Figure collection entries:
-- begin --

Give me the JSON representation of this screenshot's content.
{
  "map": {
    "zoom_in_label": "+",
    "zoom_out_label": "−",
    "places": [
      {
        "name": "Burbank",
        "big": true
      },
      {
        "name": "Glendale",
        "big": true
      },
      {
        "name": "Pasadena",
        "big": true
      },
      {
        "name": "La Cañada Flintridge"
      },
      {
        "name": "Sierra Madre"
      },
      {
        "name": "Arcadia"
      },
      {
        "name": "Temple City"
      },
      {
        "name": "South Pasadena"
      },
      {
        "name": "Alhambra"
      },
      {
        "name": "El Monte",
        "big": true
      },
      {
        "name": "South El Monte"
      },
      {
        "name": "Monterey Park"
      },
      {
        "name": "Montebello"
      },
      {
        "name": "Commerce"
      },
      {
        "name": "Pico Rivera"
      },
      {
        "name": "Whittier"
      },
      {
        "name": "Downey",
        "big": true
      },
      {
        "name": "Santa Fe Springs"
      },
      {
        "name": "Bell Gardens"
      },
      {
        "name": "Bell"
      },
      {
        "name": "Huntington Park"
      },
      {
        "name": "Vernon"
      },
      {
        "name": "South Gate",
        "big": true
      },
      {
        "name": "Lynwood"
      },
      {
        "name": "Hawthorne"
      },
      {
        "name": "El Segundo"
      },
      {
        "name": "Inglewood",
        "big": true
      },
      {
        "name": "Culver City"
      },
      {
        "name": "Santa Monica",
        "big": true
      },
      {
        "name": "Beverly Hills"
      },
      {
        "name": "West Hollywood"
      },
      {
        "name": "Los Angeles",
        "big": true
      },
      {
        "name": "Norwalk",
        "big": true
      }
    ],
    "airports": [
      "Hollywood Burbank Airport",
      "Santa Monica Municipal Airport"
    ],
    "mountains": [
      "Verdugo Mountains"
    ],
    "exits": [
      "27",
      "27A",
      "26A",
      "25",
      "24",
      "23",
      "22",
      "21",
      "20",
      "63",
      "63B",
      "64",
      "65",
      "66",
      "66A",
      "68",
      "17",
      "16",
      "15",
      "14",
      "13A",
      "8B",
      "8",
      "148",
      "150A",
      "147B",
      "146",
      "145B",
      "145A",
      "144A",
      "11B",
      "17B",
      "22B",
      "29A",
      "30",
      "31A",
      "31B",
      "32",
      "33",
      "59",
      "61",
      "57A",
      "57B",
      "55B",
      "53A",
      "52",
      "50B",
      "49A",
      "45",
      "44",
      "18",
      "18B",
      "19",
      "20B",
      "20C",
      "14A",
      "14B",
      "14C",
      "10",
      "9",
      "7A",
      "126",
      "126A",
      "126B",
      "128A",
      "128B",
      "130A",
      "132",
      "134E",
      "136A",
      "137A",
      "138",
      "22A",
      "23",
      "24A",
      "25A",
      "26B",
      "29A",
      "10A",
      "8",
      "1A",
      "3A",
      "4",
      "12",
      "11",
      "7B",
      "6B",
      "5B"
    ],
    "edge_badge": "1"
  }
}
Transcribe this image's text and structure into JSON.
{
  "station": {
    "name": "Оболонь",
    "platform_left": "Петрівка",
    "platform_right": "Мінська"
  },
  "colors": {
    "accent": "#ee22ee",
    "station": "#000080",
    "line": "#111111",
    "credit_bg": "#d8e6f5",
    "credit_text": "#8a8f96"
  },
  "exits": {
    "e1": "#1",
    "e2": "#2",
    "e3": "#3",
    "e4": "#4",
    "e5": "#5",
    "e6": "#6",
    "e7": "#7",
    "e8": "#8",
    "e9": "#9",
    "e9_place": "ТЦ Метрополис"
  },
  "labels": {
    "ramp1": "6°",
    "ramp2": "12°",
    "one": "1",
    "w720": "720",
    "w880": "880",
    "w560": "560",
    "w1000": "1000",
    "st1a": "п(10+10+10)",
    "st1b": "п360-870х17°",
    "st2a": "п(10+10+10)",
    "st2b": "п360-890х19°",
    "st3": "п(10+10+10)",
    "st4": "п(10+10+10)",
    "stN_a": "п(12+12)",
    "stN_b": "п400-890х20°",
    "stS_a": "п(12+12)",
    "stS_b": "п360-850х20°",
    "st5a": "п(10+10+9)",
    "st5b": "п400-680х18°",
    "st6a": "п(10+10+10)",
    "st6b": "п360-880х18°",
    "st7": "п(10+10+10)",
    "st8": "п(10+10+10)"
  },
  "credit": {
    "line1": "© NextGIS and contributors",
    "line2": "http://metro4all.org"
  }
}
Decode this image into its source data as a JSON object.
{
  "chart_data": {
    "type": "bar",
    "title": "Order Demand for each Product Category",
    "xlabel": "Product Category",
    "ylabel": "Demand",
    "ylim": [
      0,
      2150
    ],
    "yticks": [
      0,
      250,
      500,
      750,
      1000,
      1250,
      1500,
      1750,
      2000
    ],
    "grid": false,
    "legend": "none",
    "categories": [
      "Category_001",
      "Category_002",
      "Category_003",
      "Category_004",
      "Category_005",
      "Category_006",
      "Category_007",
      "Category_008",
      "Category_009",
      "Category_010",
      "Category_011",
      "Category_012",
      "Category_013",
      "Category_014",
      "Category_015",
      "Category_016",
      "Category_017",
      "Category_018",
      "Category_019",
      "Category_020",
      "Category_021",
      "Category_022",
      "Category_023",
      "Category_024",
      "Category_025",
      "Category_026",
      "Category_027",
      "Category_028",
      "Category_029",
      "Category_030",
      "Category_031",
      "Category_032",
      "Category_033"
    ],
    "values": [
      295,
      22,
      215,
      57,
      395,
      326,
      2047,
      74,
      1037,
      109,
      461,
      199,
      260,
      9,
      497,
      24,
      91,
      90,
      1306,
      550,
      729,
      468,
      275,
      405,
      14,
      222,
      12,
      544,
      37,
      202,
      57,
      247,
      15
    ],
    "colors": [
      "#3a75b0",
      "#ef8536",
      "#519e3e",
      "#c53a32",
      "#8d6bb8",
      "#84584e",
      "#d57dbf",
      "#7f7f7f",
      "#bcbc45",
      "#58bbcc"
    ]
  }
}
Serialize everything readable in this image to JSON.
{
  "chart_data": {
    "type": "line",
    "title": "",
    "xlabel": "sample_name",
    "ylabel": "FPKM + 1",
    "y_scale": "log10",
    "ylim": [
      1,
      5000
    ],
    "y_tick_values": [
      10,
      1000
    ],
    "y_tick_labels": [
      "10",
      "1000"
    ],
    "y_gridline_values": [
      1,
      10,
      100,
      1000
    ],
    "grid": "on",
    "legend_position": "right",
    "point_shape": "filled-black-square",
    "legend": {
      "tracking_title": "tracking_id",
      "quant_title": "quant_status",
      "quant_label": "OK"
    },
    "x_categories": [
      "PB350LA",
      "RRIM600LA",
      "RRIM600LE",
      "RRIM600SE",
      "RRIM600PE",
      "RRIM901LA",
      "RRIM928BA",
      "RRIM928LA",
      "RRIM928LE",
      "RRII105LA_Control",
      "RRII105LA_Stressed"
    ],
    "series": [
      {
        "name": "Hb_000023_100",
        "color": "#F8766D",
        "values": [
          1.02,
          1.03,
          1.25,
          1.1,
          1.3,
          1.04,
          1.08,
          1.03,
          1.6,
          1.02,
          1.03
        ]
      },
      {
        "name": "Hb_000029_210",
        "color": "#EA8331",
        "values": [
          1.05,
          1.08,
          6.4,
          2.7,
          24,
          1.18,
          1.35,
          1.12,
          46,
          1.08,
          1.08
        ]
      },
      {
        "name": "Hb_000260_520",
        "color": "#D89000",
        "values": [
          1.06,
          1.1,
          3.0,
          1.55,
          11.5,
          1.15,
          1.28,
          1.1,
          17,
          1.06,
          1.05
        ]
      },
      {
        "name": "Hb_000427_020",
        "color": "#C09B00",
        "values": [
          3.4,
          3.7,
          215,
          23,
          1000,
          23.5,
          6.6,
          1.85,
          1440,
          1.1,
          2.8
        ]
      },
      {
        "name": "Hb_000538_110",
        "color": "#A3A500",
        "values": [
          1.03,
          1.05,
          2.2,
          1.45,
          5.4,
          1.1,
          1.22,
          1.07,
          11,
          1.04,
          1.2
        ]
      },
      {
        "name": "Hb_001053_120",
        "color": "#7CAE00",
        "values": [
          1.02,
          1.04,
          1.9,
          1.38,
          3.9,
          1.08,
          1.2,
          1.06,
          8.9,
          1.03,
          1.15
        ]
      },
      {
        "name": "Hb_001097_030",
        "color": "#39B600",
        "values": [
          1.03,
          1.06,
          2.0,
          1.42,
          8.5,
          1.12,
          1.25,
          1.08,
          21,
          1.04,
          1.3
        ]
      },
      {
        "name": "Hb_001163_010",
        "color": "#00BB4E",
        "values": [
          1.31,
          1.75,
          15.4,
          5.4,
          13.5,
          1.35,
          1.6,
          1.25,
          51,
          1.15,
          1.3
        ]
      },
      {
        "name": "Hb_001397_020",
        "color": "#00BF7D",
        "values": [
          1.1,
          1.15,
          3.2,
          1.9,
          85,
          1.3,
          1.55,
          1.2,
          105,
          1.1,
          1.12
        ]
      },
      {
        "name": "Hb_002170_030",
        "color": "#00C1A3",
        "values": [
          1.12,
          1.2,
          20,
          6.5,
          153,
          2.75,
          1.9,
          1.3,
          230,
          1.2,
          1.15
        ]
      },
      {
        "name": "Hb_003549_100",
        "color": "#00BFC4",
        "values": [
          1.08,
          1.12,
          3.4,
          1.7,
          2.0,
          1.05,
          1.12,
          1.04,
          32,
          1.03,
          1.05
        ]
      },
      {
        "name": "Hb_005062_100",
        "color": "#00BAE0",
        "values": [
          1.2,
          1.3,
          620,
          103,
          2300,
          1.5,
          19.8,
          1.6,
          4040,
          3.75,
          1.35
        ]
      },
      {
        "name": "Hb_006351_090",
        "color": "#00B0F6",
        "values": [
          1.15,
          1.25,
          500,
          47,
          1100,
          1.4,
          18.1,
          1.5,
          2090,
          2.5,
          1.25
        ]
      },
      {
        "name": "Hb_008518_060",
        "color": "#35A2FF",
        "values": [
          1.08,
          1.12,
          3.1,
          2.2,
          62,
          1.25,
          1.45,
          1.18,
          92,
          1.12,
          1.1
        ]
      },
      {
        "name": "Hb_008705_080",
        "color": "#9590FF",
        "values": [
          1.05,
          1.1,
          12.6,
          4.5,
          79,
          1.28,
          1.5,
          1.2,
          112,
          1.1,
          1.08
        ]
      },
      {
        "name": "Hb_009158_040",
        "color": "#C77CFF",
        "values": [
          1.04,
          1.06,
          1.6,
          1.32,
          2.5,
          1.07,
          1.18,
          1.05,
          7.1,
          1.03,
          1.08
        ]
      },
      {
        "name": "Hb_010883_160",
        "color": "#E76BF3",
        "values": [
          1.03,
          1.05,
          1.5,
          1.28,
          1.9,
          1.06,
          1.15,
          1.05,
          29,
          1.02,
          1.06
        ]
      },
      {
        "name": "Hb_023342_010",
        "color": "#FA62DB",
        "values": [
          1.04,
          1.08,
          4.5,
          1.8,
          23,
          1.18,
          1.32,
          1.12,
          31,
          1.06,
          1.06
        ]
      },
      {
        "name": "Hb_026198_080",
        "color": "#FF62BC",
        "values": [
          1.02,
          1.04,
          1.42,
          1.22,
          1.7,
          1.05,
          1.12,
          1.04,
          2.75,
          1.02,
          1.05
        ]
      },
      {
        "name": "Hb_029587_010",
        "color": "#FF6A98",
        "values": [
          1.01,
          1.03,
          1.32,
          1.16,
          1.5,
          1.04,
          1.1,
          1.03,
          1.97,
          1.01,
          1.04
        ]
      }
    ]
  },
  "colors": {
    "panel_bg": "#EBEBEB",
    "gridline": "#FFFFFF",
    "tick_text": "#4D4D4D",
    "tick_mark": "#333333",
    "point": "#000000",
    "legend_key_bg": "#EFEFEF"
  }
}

-- end --

**What the exercise asks:** Each line in the listing above that contains "JSON" should be copied.

**Written solution:**
Give me the JSON representation of this screenshot's content.
Transcribe this image's text and structure into JSON.
Decode this image into its source data as a JSON object.
Serialize everything readable in this image to JSON.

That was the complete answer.